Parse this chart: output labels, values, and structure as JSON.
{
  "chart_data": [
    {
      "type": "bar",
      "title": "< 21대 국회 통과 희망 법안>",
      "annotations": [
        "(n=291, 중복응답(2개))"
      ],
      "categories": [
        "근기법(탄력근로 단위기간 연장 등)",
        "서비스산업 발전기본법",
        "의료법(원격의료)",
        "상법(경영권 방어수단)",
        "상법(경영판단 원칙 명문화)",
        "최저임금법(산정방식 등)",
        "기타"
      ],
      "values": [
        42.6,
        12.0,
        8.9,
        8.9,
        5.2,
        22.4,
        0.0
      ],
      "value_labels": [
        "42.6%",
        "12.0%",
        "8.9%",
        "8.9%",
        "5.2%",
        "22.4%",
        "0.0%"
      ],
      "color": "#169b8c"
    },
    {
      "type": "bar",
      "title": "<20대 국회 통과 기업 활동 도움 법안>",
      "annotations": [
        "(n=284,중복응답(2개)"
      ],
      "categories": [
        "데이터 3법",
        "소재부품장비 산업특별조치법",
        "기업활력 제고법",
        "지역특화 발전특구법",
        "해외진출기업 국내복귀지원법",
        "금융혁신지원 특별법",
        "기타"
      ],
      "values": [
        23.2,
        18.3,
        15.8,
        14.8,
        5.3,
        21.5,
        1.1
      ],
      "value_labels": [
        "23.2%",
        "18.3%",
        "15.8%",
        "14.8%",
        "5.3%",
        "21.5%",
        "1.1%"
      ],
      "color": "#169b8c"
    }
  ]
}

+ + + + + + +

*Required task*. Every line of the records above needs to be given again exactly.

*Answer*.
Parse this chart: output labels, values, and structure as JSON.
{
  "chart_data": [
    {
      "type": "bar",
      "title": "< 21대 국회 통과 희망 법안>",
      "annotations": [
        "(n=291, 중복응답(2개))"
      ],
      "categories": [
        "근기법(탄력근로 단위기간 연장 등)",
        "서비스산업 발전기본법",
        "의료법(원격의료)",
        "상법(경영권 방어수단)",
        "상법(경영판단 원칙 명문화)",
        "최저임금법(산정방식 등)",
        "기타"
      ],
      "values": [
        42.6,
        12.0,
        8.9,
        8.9,
        5.2,
        22.4,
        0.0
      ],
      "value_labels": [
        "42.6%",
        "12.0%",
        "8.9%",
        "8.9%",
        "5.2%",
        "22.4%",
        "0.0%"
      ],
      "color": "#169b8c"
    },
    {
      "type": "bar",
      "title": "<20대 국회 통과 기업 활동 도움 법안>",
      "annotations": [
        "(n=284,중복응답(2개)"
      ],
      "categories": [
        "데이터 3법",
        "소재부품장비 산업특별조치법",
        "기업활력 제고법",
        "지역특화 발전특구법",
        "해외진출기업 국내복귀지원법",
        "금융혁신지원 특별법",
        "기타"
      ],
      "values": [
        23.2,
        18.3,
        15.8,
        14.8,
        5.3,
        21.5,
        1.1
      ],
      "value_labels": [
        "23.2%",
        "18.3%",
        "15.8%",
        "14.8%",
        "5.3%",
        "21.5%",
        "1.1%"
      ],
      "color": "#169b8c"
    }
  ]
}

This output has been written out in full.